__Problem to work on__
Can you reproduce the data beneath, keeping every line exact?

__Data to use__
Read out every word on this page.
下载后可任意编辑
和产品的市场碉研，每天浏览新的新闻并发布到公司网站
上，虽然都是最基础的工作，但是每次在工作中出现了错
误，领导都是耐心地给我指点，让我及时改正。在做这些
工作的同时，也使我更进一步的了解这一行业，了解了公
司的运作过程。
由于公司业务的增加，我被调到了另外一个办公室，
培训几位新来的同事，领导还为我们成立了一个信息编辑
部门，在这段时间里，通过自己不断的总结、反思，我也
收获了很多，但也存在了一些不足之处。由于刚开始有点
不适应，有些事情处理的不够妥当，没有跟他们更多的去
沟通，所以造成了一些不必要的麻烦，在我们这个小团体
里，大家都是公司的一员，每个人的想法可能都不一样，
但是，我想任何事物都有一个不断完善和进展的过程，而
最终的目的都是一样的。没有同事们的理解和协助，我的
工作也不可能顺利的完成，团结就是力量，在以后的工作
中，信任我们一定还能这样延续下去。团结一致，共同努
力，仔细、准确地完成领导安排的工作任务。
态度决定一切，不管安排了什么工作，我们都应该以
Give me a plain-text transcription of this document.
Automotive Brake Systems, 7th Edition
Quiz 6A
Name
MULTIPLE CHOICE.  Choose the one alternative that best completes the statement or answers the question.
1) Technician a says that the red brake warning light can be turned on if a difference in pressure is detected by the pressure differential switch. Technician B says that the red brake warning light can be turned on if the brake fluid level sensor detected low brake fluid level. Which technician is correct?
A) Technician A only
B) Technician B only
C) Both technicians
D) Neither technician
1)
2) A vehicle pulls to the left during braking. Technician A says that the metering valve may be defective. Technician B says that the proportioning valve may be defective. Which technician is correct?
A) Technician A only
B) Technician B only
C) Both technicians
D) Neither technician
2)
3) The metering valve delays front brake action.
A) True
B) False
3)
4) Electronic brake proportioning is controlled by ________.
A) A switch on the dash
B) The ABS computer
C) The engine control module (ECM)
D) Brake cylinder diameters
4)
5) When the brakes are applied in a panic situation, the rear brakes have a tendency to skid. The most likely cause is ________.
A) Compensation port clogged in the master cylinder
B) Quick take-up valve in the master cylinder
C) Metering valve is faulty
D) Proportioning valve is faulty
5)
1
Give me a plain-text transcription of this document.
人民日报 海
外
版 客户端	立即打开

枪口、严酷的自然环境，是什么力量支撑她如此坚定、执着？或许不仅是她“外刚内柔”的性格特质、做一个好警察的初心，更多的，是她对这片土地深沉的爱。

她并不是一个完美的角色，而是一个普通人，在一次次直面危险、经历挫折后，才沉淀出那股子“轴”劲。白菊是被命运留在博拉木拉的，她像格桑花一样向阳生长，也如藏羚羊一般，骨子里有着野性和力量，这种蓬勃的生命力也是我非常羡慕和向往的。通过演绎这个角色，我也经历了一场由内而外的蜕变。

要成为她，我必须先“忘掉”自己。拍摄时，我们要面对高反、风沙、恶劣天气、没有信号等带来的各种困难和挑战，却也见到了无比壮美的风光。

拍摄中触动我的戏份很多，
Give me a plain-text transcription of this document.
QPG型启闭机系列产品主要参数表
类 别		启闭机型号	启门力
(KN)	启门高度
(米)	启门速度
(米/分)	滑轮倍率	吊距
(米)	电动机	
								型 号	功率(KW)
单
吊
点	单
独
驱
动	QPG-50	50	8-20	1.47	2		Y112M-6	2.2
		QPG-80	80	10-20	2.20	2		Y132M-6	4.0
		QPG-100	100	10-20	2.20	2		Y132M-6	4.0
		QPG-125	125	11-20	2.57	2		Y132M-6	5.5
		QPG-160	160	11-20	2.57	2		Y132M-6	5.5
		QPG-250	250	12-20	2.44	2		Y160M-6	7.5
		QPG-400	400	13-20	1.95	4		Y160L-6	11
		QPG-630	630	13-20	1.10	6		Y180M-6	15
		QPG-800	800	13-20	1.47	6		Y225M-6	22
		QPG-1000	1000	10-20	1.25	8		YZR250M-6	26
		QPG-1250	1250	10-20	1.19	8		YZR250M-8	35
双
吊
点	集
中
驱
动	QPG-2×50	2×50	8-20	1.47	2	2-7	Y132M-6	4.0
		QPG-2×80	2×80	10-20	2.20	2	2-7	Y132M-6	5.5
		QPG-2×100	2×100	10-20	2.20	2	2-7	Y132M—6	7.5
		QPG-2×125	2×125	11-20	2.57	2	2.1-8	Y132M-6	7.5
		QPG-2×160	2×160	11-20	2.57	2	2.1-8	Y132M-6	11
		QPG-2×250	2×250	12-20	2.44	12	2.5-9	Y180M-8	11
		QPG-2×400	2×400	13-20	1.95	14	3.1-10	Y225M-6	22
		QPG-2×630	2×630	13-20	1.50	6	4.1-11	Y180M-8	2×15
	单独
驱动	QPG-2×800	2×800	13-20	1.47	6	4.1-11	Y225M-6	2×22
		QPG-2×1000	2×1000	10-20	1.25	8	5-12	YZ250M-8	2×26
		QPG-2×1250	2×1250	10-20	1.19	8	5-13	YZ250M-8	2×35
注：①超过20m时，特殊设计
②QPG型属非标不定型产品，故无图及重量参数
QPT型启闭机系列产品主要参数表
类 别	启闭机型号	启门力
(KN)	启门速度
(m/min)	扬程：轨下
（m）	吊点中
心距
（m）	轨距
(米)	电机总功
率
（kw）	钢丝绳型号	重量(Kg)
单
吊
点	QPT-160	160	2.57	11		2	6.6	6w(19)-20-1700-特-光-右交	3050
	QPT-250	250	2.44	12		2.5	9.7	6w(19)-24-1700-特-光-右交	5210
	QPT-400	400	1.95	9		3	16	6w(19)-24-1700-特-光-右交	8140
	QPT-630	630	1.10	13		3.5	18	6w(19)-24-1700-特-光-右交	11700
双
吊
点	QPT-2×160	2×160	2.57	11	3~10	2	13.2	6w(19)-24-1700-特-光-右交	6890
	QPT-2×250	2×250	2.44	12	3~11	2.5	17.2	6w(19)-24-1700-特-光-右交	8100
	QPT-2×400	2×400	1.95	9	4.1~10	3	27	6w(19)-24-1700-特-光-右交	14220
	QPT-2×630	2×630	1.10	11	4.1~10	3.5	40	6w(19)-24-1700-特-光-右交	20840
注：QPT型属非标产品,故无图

__Response__
Read out every word on this page.
下载后可任意编辑
和产品的市场碉研，每天浏览新的新闻并发布到公司网站
上，虽然都是最基础的工作，但是每次在工作中出现了错
误，领导都是耐心地给我指点，让我及时改正。在做这些
工作的同时，也使我更进一步的了解这一行业，了解了公
司的运作过程。
由于公司业务的增加，我被调到了另外一个办公室，
培训几位新来的同事，领导还为我们成立了一个信息编辑
部门，在这段时间里，通过自己不断的总结、反思，我也
收获了很多，但也存在了一些不足之处。由于刚开始有点
不适应，有些事情处理的不够妥当，没有跟他们更多的去
沟通，所以造成了一些不必要的麻烦，在我们这个小团体
里，大家都是公司的一员，每个人的想法可能都不一样，
但是，我想任何事物都有一个不断完善和进展的过程，而
最终的目的都是一样的。没有同事们的理解和协助，我的
工作也不可能顺利的完成，团结就是力量，在以后的工作
中，信任我们一定还能这样延续下去。团结一致，共同努
力，仔细、准确地完成领导安排的工作任务。
态度决定一切，不管安排了什么工作，我们都应该以
Give me a plain-text transcription of this document.
Automotive Brake Systems, 7th Edition
Quiz 6A
Name
MULTIPLE CHOICE.  Choose the one alternative that best completes the statement or answers the question.
1) Technician a says that the red brake warning light can be turned on if a difference in pressure is detected by the pressure differential switch. Technician B says that the red brake warning light can be turned on if the brake fluid level sensor detected low brake fluid level. Which technician is correct?
A) Technician A only
B) Technician B only
C) Both technicians
D) Neither technician
1)
2) A vehicle pulls to the left during braking. Technician A says that the metering valve may be defective. Technician B says that the proportioning valve may be defective. Which technician is correct?
A) Technician A only
B) Technician B only
C) Both technicians
D) Neither technician
2)
3) The metering valve delays front brake action.
A) True
B) False
3)
4) Electronic brake proportioning is controlled by ________.
A) A switch on the dash
B) The ABS computer
C) The engine control module (ECM)
D) Brake cylinder diameters
4)
5) When the brakes are applied in a panic situation, the rear brakes have a tendency to skid. The most likely cause is ________.
A) Compensation port clogged in the master cylinder
B) Quick take-up valve in the master cylinder
C) Metering valve is faulty
D) Proportioning valve is faulty
5)
1
Give me a plain-text transcription of this document.
人民日报 海
外
版 客户端	立即打开

枪口、严酷的自然环境，是什么力量支撑她如此坚定、执着？或许不仅是她“外刚内柔”的性格特质、做一个好警察的初心，更多的，是她对这片土地深沉的爱。

她并不是一个完美的角色，而是一个普通人，在一次次直面危险、经历挫折后，才沉淀出那股子“轴”劲。白菊是被命运留在博拉木拉的，她像格桑花一样向阳生长，也如藏羚羊一般，骨子里有着野性和力量，这种蓬勃的生命力也是我非常羡慕和向往的。通过演绎这个角色，我也经历了一场由内而外的蜕变。

要成为她，我必须先“忘掉”自己。拍摄时，我们要面对高反、风沙、恶劣天气、没有信号等带来的各种困难和挑战，却也见到了无比壮美的风光。

拍摄中触动我的戏份很多，
Give me a plain-text transcription of this document.
QPG型启闭机系列产品主要参数表
类 别		启闭机型号	启门力
(KN)	启门高度
(米)	启门速度
(米/分)	滑轮倍率	吊距
(米)	电动机	
								型 号	功率(KW)
单
吊
点	单
独
驱
动	QPG-50	50	8-20	1.47	2		Y112M-6	2.2
		QPG-80	80	10-20	2.20	2		Y132M-6	4.0
		QPG-100	100	10-20	2.20	2		Y132M-6	4.0
		QPG-125	125	11-20	2.57	2		Y132M-6	5.5
		QPG-160	160	11-20	2.57	2		Y132M-6	5.5
		QPG-250	250	12-20	2.44	2		Y160M-6	7.5
		QPG-400	400	13-20	1.95	4		Y160L-6	11
		QPG-630	630	13-20	1.10	6		Y180M-6	15
		QPG-800	800	13-20	1.47	6		Y225M-6	22
		QPG-1000	1000	10-20	1.25	8		YZR250M-6	26
		QPG-1250	1250	10-20	1.19	8		YZR250M-8	35
双
吊
点	集
中
驱
动	QPG-2×50	2×50	8-20	1.47	2	2-7	Y132M-6	4.0
		QPG-2×80	2×80	10-20	2.20	2	2-7	Y132M-6	5.5
		QPG-2×100	2×100	10-20	2.20	2	2-7	Y132M—6	7.5
		QPG-2×125	2×125	11-20	2.57	2	2.1-8	Y132M-6	7.5
		QPG-2×160	2×160	11-20	2.57	2	2.1-8	Y132M-6	11
		QPG-2×250	2×250	12-20	2.44	12	2.5-9	Y180M-8	11
		QPG-2×400	2×400	13-20	1.95	14	3.1-10	Y225M-6	22
		QPG-2×630	2×630	13-20	1.50	6	4.1-11	Y180M-8	2×15
	单独
驱动	QPG-2×800	2×800	13-20	1.47	6	4.1-11	Y225M-6	2×22
		QPG-2×1000	2×1000	10-20	1.25	8	5-12	YZ250M-8	2×26
		QPG-2×1250	2×1250	10-20	1.19	8	5-13	YZ250M-8	2×35
注：①超过20m时，特殊设计
②QPG型属非标不定型产品，故无图及重量参数
QPT型启闭机系列产品主要参数表
类 别	启闭机型号	启门力
(KN)	启门速度
(m/min)	扬程：轨下
（m）	吊点中
心距
（m）	轨距
(米)	电机总功
率
（kw）	钢丝绳型号	重量(Kg)
单
吊
点	QPT-160	160	2.57	11		2	6.6	6w(19)-20-1700-特-光-右交	3050
	QPT-250	250	2.44	12		2.5	9.7	6w(19)-24-1700-特-光-右交	5210
	QPT-400	400	1.95	9		3	16	6w(19)-24-1700-特-光-右交	8140
	QPT-630	630	1.10	13		3.5	18	6w(19)-24-1700-特-光-右交	11700
双
吊
点	QPT-2×160	2×160	2.57	11	3~10	2	13.2	6w(19)-24-1700-特-光-右交	6890
	QPT-2×250	2×250	2.44	12	3~11	2.5	17.2	6w(19)-24-1700-特-光-右交	8100
	QPT-2×400	2×400	1.95	9	4.1~10	3	27	6w(19)-24-1700-特-光-右交	14220
	QPT-2×630	2×630	1.10	11	4.1~10	3.5	40	6w(19)-24-1700-特-光-右交	20840
注：QPT型属非标产品,故无图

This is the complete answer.